» **Stated problem**:
Exclude any images and output the remaining records exactly.
-.-.-
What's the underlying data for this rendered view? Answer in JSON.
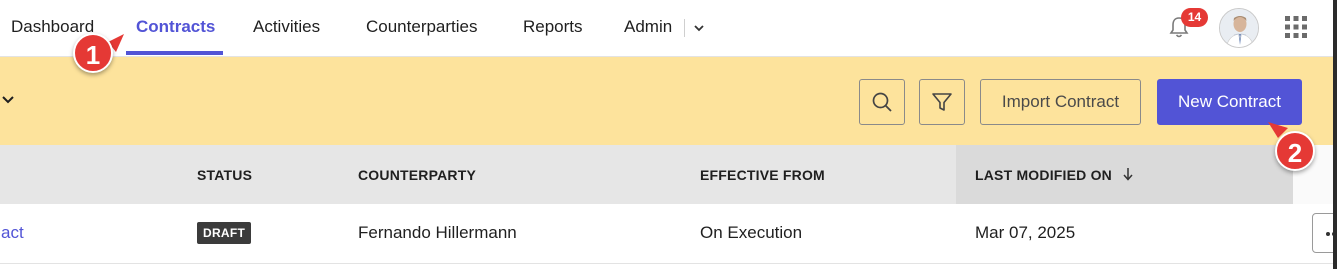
{
  "nav": {
    "items": [
      {
        "label": "Dashboard"
      },
      {
        "label": "Contracts"
      },
      {
        "label": "Activities"
      },
      {
        "label": "Counterparties"
      },
      {
        "label": "Reports"
      },
      {
        "label": "Admin"
      }
    ],
    "active": "Contracts",
    "notification_count": "14"
  },
  "toolbar": {
    "import_label": "Import Contract",
    "new_label": "New Contract"
  },
  "table": {
    "columns": [
      "STATUS",
      "COUNTERPARTY",
      "EFFECTIVE FROM",
      "LAST MODIFIED ON"
    ],
    "sorted_column": "LAST MODIFIED ON",
    "rows": [
      {
        "name": "act",
        "status": "DRAFT",
        "counterparty": "Fernando Hillermann",
        "effective_from": "On Execution",
        "last_modified": "Mar 07, 2025"
      }
    ]
  },
  "markers": [
    "1",
    "2"
  ],
  "colors": {
    "accent": "#5254d6",
    "toolbar_bg": "#fde39c",
    "marker": "#e53935"
  },
  "icons": [
    "chevron-down-icon",
    "search-icon",
    "filter-icon",
    "bell-icon",
    "apps-grid-icon",
    "sort-down-icon",
    "more-icon"
  ]
}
-.-.-
» **Response to this exercise**:
What's the underlying data for this rendered view? Answer in JSON.
{
  "nav": {
    "items": [
      {
        "label": "Dashboard"
      },
      {
        "label": "Contracts"
      },
      {
        "label": "Activities"
      },
      {
        "label": "Counterparties"
      },
      {
        "label": "Reports"
      },
      {
        "label": "Admin"
      }
    ],
    "active": "Contracts",
    "notification_count": "14"
  },
  "toolbar": {
    "import_label": "Import Contract",
    "new_label": "New Contract"
  },
  "table": {
    "columns": [
      "STATUS",
      "COUNTERPARTY",
      "EFFECTIVE FROM",
      "LAST MODIFIED ON"
    ],
    "sorted_column": "LAST MODIFIED ON",
    "rows": [
      {
        "name": "act",
        "status": "DRAFT",
        "counterparty": "Fernando Hillermann",
        "effective_from": "On Execution",
        "last_modified": "Mar 07, 2025"
      }
    ]
  },
  "markers": [
    "1",
    "2"
  ],
  "colors": {
    "accent": "#5254d6",
    "toolbar_bg": "#fde39c",
    "marker": "#e53935"
  },
  "icons": [
    "chevron-down-icon",
    "search-icon",
    "filter-icon",
    "bell-icon",
    "apps-grid-icon",
    "sort-down-icon",
    "more-icon"
  ]
}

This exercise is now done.